#### Records provided ####

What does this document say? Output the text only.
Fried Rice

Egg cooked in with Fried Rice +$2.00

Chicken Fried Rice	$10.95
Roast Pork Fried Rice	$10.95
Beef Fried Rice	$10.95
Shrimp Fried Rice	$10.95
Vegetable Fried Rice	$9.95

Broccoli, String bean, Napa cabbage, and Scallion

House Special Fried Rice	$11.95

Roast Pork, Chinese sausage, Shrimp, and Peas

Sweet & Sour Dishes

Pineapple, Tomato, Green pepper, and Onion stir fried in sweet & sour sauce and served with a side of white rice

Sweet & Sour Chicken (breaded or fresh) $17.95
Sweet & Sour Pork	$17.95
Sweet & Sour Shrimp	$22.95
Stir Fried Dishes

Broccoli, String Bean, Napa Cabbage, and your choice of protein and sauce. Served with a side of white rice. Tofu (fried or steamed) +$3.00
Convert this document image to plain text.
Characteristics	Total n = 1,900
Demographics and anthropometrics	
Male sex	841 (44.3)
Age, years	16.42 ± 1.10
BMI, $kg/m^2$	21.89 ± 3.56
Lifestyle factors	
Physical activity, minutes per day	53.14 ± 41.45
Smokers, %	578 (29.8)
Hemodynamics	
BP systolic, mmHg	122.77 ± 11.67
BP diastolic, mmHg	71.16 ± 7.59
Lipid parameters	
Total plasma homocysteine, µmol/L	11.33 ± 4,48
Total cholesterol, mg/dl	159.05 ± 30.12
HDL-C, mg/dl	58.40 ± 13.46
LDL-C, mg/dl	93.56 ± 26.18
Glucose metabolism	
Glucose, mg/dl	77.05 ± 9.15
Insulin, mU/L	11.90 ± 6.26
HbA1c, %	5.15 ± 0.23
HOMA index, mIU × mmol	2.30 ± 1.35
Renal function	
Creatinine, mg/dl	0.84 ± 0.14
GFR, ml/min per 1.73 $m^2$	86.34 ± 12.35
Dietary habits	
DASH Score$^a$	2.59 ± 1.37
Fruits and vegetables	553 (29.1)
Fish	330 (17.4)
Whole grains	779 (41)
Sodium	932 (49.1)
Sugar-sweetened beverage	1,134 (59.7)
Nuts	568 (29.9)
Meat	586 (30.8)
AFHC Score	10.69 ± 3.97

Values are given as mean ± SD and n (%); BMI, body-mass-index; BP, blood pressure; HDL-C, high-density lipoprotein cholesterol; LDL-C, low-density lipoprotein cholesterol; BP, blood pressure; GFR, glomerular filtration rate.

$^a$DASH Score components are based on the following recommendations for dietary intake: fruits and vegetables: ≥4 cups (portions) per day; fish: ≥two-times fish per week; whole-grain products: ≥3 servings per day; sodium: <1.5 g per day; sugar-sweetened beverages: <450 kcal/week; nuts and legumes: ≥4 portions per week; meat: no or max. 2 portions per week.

####

=== Action item ===
Your answer must be every record above, retyped exactly.

=== Exercise answer ===
What does this document say? Output the text only.
Fried Rice

Egg cooked in with Fried Rice +$2.00

Chicken Fried Rice	$10.95
Roast Pork Fried Rice	$10.95
Beef Fried Rice	$10.95
Shrimp Fried Rice	$10.95
Vegetable Fried Rice	$9.95

Broccoli, String bean, Napa cabbage, and Scallion

House Special Fried Rice	$11.95

Roast Pork, Chinese sausage, Shrimp, and Peas

Sweet & Sour Dishes

Pineapple, Tomato, Green pepper, and Onion stir fried in sweet & sour sauce and served with a side of white rice

Sweet & Sour Chicken (breaded or fresh) $17.95
Sweet & Sour Pork	$17.95
Sweet & Sour Shrimp	$22.95
Stir Fried Dishes

Broccoli, String Bean, Napa Cabbage, and your choice of protein and sauce. Served with a side of white rice. Tofu (fried or steamed) +$3.00
Convert this document image to plain text.
Characteristics	Total n = 1,900
Demographics and anthropometrics	
Male sex	841 (44.3)
Age, years	16.42 ± 1.10
BMI, $kg/m^2$	21.89 ± 3.56
Lifestyle factors	
Physical activity, minutes per day	53.14 ± 41.45
Smokers, %	578 (29.8)
Hemodynamics	
BP systolic, mmHg	122.77 ± 11.67
BP diastolic, mmHg	71.16 ± 7.59
Lipid parameters	
Total plasma homocysteine, µmol/L	11.33 ± 4,48
Total cholesterol, mg/dl	159.05 ± 30.12
HDL-C, mg/dl	58.40 ± 13.46
LDL-C, mg/dl	93.56 ± 26.18
Glucose metabolism	
Glucose, mg/dl	77.05 ± 9.15
Insulin, mU/L	11.90 ± 6.26
HbA1c, %	5.15 ± 0.23
HOMA index, mIU × mmol	2.30 ± 1.35
Renal function	
Creatinine, mg/dl	0.84 ± 0.14
GFR, ml/min per 1.73 $m^2$	86.34 ± 12.35
Dietary habits	
DASH Score$^a$	2.59 ± 1.37
Fruits and vegetables	553 (29.1)
Fish	330 (17.4)
Whole grains	779 (41)
Sodium	932 (49.1)
Sugar-sweetened beverage	1,134 (59.7)
Nuts	568 (29.9)
Meat	586 (30.8)
AFHC Score	10.69 ± 3.97

Values are given as mean ± SD and n (%); BMI, body-mass-index; BP, blood pressure; HDL-C, high-density lipoprotein cholesterol; LDL-C, low-density lipoprotein cholesterol; BP, blood pressure; GFR, glomerular filtration rate.

$^a$DASH Score components are based on the following recommendations for dietary intake: fruits and vegetables: ≥4 cups (portions) per day; fish: ≥two-times fish per week; whole-grain products: ≥3 servings per day; sodium: <1.5 g per day; sugar-sweetened beverages: <450 kcal/week; nuts and legumes: ≥4 portions per week; meat: no or max. 2 portions per week.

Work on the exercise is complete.